(Stored data)
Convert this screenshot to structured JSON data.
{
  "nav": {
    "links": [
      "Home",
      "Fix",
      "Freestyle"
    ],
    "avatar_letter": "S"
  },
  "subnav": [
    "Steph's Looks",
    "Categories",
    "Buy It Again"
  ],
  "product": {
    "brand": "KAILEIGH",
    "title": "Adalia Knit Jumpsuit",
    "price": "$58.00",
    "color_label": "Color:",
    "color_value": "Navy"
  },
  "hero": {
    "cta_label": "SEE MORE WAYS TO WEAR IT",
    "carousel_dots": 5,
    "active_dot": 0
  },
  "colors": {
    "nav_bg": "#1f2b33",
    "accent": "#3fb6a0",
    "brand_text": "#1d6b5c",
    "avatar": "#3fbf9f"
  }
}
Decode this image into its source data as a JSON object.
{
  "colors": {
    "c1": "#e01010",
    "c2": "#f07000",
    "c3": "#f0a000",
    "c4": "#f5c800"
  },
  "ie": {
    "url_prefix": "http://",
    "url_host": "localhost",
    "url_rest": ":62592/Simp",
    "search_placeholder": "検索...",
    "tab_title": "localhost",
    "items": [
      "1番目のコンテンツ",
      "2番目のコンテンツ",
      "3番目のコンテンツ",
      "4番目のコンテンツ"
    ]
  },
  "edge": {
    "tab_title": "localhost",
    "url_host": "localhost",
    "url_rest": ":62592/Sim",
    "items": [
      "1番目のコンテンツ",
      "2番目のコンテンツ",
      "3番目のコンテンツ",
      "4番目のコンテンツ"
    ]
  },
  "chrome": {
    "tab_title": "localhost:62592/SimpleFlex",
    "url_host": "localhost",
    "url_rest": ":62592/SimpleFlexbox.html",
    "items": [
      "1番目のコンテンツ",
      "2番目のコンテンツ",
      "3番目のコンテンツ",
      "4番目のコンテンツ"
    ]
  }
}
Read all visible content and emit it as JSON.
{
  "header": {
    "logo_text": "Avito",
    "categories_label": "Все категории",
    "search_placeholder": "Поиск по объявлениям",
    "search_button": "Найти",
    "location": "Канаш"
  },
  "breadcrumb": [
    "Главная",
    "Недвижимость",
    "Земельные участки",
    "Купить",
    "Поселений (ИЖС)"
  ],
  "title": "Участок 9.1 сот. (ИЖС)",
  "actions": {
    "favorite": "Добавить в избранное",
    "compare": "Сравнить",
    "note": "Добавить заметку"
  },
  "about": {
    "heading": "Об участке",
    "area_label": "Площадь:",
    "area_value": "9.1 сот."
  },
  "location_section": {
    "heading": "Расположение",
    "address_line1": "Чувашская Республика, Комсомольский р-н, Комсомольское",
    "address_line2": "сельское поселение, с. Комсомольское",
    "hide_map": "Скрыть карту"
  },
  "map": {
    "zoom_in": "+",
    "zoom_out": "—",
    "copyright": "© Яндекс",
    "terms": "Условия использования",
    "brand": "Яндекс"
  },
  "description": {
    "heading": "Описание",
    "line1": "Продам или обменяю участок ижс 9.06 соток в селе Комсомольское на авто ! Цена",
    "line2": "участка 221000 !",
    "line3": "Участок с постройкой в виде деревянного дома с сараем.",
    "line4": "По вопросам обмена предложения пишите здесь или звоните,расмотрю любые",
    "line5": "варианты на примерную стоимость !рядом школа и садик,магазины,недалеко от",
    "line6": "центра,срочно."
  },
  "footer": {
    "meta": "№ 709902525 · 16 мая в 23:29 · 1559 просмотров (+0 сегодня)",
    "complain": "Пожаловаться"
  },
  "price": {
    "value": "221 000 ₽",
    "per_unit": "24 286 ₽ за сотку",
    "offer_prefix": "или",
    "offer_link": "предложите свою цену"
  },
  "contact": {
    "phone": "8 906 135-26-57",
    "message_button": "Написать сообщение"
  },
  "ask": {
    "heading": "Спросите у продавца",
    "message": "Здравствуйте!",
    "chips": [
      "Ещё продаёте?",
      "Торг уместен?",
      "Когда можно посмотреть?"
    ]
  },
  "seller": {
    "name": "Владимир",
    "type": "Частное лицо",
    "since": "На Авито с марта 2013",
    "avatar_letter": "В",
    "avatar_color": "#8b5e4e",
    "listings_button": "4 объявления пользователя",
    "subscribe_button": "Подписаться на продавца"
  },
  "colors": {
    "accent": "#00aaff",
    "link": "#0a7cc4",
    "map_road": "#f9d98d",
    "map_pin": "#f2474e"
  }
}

Task details → From the listing above, extract every line exactly as it stands.

Task answer →
Convert this screenshot to structured JSON data.
{
  "nav": {
    "links": [
      "Home",
      "Fix",
      "Freestyle"
    ],
    "avatar_letter": "S"
  },
  "subnav": [
    "Steph's Looks",
    "Categories",
    "Buy It Again"
  ],
  "product": {
    "brand": "KAILEIGH",
    "title": "Adalia Knit Jumpsuit",
    "price": "$58.00",
    "color_label": "Color:",
    "color_value": "Navy"
  },
  "hero": {
    "cta_label": "SEE MORE WAYS TO WEAR IT",
    "carousel_dots": 5,
    "active_dot": 0
  },
  "colors": {
    "nav_bg": "#1f2b33",
    "accent": "#3fb6a0",
    "brand_text": "#1d6b5c",
    "avatar": "#3fbf9f"
  }
}
Decode this image into its source data as a JSON object.
{
  "colors": {
    "c1": "#e01010",
    "c2": "#f07000",
    "c3": "#f0a000",
    "c4": "#f5c800"
  },
  "ie": {
    "url_prefix": "http://",
    "url_host": "localhost",
    "url_rest": ":62592/Simp",
    "search_placeholder": "検索...",
    "tab_title": "localhost",
    "items": [
      "1番目のコンテンツ",
      "2番目のコンテンツ",
      "3番目のコンテンツ",
      "4番目のコンテンツ"
    ]
  },
  "edge": {
    "tab_title": "localhost",
    "url_host": "localhost",
    "url_rest": ":62592/Sim",
    "items": [
      "1番目のコンテンツ",
      "2番目のコンテンツ",
      "3番目のコンテンツ",
      "4番目のコンテンツ"
    ]
  },
  "chrome": {
    "tab_title": "localhost:62592/SimpleFlex",
    "url_host": "localhost",
    "url_rest": ":62592/SimpleFlexbox.html",
    "items": [
      "1番目のコンテンツ",
      "2番目のコンテンツ",
      "3番目のコンテンツ",
      "4番目のコンテンツ"
    ]
  }
}
Read all visible content and emit it as JSON.
{
  "header": {
    "logo_text": "Avito",
    "categories_label": "Все категории",
    "search_placeholder": "Поиск по объявлениям",
    "search_button": "Найти",
    "location": "Канаш"
  },
  "breadcrumb": [
    "Главная",
    "Недвижимость",
    "Земельные участки",
    "Купить",
    "Поселений (ИЖС)"
  ],
  "title": "Участок 9.1 сот. (ИЖС)",
  "actions": {
    "favorite": "Добавить в избранное",
    "compare": "Сравнить",
    "note": "Добавить заметку"
  },
  "about": {
    "heading": "Об участке",
    "area_label": "Площадь:",
    "area_value": "9.1 сот."
  },
  "location_section": {
    "heading": "Расположение",
    "address_line1": "Чувашская Республика, Комсомольский р-н, Комсомольское",
    "address_line2": "сельское поселение, с. Комсомольское",
    "hide_map": "Скрыть карту"
  },
  "map": {
    "zoom_in": "+",
    "zoom_out": "—",
    "copyright": "© Яндекс",
    "terms": "Условия использования",
    "brand": "Яндекс"
  },
  "description": {
    "heading": "Описание",
    "line1": "Продам или обменяю участок ижс 9.06 соток в селе Комсомольское на авто ! Цена",
    "line2": "участка 221000 !",
    "line3": "Участок с постройкой в виде деревянного дома с сараем.",
    "line4": "По вопросам обмена предложения пишите здесь или звоните,расмотрю любые",
    "line5": "варианты на примерную стоимость !рядом школа и садик,магазины,недалеко от",
    "line6": "центра,срочно."
  },
  "footer": {
    "meta": "№ 709902525 · 16 мая в 23:29 · 1559 просмотров (+0 сегодня)",
    "complain": "Пожаловаться"
  },
  "price": {
    "value": "221 000 ₽",
    "per_unit": "24 286 ₽ за сотку",
    "offer_prefix": "или",
    "offer_link": "предложите свою цену"
  },
  "contact": {
    "phone": "8 906 135-26-57",
    "message_button": "Написать сообщение"
  },
  "ask": {
    "heading": "Спросите у продавца",
    "message": "Здравствуйте!",
    "chips": [
      "Ещё продаёте?",
      "Торг уместен?",
      "Когда можно посмотреть?"
    ]
  },
  "seller": {
    "name": "Владимир",
    "type": "Частное лицо",
    "since": "На Авито с марта 2013",
    "avatar_letter": "В",
    "avatar_color": "#8b5e4e",
    "listings_button": "4 объявления пользователя",
    "subscribe_button": "Подписаться на продавца"
  },
  "colors": {
    "accent": "#00aaff",
    "link": "#0a7cc4",
    "map_road": "#f9d98d",
    "map_pin": "#f2474e"
  }
}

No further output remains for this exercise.